EXERCISE PROMPT
Count how many lines mention the word "Выберите". Write that number alone.

====== INFORMATION PROVIDED ======

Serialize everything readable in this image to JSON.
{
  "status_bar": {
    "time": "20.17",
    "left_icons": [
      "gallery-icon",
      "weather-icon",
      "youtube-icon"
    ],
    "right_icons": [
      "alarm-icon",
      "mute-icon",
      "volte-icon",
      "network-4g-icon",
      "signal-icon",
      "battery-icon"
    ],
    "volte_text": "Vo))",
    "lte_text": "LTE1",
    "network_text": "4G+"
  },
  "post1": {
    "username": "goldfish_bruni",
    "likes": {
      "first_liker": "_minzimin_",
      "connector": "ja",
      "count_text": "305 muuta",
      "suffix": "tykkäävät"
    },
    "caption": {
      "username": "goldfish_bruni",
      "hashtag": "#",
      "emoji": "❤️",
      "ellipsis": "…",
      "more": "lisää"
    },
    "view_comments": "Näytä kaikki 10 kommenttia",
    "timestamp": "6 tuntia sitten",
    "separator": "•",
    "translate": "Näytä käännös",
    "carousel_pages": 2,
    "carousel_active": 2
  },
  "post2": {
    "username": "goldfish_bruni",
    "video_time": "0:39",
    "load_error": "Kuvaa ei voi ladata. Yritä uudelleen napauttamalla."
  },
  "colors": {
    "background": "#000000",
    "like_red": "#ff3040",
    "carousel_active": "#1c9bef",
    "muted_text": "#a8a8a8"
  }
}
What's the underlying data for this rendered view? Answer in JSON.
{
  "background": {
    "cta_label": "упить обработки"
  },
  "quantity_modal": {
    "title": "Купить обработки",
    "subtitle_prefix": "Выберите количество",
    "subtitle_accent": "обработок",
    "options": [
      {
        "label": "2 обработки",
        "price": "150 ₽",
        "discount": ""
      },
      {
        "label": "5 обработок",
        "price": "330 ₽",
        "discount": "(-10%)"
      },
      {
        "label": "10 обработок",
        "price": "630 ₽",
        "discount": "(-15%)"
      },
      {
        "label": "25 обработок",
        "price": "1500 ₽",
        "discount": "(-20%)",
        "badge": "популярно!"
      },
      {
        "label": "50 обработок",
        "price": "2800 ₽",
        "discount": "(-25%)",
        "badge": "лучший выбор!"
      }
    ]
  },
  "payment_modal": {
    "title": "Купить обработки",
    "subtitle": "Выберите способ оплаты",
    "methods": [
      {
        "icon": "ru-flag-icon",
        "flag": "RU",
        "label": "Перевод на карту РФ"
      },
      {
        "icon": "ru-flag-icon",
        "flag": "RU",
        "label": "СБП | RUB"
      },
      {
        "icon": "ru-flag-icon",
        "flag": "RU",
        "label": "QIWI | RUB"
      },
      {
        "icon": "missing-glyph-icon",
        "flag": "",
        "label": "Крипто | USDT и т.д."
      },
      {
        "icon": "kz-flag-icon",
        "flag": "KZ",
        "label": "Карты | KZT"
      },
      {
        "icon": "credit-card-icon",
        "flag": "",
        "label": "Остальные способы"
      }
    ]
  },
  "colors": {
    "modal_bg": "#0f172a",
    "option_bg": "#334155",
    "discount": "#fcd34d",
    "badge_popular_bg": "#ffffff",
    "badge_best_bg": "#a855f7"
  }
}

======

COMPLETE OUTPUT
2